Stored records —
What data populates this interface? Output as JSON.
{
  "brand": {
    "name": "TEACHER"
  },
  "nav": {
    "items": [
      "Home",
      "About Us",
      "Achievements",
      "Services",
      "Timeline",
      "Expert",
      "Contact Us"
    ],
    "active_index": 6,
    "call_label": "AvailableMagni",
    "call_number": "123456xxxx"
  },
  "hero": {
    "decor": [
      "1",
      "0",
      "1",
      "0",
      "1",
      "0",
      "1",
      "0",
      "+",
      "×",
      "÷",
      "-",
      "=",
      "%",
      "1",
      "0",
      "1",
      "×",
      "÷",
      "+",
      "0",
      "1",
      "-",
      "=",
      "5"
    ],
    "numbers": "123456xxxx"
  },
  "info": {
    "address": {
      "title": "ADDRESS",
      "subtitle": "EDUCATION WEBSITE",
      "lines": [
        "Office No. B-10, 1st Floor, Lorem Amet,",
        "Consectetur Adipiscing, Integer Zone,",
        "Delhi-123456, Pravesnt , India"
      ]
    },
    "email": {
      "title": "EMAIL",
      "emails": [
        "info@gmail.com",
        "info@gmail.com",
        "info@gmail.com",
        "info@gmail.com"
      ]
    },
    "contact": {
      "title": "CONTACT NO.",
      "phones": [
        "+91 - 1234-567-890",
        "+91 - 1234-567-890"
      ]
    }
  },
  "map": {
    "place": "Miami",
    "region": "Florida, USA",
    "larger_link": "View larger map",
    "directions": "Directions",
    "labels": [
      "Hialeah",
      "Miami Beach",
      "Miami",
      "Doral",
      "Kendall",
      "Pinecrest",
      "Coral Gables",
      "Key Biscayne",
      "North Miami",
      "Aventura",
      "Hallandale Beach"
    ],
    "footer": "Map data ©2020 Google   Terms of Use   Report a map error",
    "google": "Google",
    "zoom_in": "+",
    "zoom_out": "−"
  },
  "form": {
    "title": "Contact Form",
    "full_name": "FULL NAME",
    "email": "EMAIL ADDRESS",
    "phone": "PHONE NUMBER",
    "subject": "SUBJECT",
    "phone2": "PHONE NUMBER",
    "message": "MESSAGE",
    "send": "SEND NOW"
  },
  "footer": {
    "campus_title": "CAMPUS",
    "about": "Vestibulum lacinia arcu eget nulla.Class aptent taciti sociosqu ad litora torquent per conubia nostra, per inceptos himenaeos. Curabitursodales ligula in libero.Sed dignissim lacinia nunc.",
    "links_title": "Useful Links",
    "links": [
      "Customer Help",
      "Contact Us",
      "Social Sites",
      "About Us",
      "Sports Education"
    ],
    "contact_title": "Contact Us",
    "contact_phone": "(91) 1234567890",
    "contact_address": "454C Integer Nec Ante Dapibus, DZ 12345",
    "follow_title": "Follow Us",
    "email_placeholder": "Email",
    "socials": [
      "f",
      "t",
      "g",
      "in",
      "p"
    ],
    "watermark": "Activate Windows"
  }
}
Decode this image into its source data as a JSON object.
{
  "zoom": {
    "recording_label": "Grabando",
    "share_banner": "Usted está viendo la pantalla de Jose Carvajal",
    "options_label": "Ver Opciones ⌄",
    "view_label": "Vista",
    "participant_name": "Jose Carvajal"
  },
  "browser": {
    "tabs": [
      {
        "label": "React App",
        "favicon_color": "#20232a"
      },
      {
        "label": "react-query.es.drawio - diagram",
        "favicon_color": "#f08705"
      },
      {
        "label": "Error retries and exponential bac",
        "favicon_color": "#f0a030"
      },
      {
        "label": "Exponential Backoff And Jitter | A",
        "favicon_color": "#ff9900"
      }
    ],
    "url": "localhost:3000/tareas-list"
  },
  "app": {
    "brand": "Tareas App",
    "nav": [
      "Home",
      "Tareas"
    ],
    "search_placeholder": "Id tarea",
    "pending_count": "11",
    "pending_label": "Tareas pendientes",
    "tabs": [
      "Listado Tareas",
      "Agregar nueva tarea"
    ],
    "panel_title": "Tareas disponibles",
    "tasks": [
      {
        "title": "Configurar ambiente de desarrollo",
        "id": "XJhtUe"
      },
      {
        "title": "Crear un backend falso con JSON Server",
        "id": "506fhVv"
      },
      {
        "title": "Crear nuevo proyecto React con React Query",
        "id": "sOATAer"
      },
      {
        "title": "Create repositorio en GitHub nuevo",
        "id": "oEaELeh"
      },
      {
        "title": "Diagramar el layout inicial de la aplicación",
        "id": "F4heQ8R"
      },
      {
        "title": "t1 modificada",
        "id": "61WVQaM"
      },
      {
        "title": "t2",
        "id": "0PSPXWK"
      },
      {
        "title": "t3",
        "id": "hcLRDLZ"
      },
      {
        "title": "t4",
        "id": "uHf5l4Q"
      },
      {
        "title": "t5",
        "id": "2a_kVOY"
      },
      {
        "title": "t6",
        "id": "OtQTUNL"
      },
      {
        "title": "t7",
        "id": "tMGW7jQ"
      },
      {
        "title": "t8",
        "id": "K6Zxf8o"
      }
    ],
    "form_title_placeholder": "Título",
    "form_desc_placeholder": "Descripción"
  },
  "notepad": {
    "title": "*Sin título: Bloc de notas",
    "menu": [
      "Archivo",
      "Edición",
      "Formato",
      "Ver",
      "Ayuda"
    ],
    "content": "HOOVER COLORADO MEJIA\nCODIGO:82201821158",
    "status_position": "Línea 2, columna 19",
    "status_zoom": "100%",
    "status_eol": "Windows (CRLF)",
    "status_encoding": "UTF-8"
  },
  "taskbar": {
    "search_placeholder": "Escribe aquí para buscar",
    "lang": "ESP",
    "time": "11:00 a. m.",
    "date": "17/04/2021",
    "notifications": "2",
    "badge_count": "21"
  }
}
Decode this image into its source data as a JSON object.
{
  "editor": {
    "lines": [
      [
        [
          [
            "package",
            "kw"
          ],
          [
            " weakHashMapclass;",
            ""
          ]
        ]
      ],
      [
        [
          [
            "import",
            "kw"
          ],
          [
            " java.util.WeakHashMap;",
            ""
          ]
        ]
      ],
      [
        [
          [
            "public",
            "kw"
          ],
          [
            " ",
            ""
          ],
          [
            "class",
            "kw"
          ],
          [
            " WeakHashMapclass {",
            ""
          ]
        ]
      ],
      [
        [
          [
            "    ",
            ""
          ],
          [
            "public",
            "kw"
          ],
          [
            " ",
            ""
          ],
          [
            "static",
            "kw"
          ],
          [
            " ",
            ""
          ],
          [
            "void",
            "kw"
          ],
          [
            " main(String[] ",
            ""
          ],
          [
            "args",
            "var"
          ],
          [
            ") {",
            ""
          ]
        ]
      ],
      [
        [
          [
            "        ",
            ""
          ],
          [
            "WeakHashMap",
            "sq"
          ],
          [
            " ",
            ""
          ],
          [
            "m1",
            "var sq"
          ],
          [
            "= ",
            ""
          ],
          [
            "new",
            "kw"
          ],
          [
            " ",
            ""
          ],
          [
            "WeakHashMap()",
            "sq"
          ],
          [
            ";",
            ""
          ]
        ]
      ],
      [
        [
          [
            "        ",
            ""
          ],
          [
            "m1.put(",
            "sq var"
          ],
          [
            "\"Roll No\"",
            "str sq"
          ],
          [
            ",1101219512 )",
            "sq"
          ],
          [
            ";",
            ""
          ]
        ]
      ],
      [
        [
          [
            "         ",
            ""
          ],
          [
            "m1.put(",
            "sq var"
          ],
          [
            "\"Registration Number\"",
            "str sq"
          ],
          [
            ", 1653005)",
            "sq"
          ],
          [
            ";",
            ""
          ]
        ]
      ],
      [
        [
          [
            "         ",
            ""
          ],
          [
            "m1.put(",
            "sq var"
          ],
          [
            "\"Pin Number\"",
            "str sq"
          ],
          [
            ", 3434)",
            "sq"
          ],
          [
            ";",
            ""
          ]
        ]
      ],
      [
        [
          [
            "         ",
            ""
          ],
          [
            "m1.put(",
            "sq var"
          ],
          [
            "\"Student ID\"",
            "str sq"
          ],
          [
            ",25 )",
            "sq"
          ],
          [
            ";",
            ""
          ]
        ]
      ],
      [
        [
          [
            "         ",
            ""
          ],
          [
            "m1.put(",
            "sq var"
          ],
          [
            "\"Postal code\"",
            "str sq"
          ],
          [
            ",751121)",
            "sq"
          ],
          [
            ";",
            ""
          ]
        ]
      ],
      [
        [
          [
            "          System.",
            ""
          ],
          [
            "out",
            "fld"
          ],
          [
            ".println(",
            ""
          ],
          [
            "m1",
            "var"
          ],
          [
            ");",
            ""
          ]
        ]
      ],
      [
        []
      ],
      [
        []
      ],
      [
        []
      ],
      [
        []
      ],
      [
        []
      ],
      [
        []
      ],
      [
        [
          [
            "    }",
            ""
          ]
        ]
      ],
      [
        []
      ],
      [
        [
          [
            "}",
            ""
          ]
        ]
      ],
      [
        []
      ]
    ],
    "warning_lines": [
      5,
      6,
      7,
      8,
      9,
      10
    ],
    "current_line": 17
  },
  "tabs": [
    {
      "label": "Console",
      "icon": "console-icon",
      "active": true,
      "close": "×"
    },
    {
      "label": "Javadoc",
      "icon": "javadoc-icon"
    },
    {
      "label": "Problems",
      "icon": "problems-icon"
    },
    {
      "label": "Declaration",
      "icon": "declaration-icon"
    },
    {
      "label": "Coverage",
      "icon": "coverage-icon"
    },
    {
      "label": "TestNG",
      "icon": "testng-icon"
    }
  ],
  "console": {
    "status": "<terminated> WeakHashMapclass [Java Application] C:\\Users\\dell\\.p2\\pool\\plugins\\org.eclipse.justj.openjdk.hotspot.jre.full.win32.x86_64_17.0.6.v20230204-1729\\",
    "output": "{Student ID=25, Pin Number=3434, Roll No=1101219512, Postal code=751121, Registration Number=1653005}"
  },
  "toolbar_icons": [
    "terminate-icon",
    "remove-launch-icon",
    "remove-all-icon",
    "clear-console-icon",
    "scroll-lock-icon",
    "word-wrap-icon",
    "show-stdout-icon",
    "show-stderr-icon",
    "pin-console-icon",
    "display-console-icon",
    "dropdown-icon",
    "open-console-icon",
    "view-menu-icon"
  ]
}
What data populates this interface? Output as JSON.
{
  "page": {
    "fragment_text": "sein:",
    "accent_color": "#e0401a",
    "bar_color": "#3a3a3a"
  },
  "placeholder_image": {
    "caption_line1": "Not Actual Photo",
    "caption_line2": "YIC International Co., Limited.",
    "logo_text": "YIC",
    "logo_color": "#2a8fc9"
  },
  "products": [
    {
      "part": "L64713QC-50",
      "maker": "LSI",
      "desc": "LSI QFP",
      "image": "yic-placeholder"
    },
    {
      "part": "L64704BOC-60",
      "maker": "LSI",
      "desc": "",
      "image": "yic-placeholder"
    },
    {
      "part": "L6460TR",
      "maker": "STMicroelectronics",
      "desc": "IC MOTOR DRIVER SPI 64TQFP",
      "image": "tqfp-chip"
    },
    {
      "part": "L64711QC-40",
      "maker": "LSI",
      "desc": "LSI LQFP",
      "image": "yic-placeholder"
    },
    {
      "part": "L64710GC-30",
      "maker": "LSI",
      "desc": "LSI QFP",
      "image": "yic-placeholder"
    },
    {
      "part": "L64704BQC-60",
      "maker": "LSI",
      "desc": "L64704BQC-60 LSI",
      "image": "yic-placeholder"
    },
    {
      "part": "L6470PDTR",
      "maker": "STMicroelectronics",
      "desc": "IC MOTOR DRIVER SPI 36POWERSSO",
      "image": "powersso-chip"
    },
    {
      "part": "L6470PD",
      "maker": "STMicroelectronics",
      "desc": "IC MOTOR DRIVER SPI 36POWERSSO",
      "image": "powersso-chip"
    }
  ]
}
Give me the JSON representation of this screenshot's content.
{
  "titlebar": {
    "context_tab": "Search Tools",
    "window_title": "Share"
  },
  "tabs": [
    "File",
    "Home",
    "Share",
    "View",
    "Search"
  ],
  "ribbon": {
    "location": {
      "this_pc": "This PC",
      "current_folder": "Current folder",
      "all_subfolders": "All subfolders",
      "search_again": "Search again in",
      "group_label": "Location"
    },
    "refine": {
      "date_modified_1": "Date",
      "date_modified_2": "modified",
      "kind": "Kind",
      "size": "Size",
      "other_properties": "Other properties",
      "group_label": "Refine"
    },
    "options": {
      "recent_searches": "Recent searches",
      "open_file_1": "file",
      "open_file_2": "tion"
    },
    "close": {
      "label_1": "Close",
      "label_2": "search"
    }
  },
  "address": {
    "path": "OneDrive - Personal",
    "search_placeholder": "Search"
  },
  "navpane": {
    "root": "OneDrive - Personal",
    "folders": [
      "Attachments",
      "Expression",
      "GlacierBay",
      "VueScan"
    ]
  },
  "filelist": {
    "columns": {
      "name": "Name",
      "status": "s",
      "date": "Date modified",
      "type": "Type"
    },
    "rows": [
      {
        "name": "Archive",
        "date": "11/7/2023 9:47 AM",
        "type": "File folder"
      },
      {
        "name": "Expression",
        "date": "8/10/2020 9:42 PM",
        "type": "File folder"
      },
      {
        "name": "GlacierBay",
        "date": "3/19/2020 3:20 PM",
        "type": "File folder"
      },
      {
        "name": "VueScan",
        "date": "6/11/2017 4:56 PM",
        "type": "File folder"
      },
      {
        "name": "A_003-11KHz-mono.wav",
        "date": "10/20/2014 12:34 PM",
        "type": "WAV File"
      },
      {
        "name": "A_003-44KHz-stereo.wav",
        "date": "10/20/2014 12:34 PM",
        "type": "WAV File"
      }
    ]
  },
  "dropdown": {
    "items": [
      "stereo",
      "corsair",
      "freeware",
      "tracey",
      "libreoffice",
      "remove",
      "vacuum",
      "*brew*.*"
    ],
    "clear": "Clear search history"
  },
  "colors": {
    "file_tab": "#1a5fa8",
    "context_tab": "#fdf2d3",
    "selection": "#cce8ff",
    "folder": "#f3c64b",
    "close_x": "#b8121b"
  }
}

Aim — Give the number of lines that carry the word "Windows", with nothing added.

Written answer — 2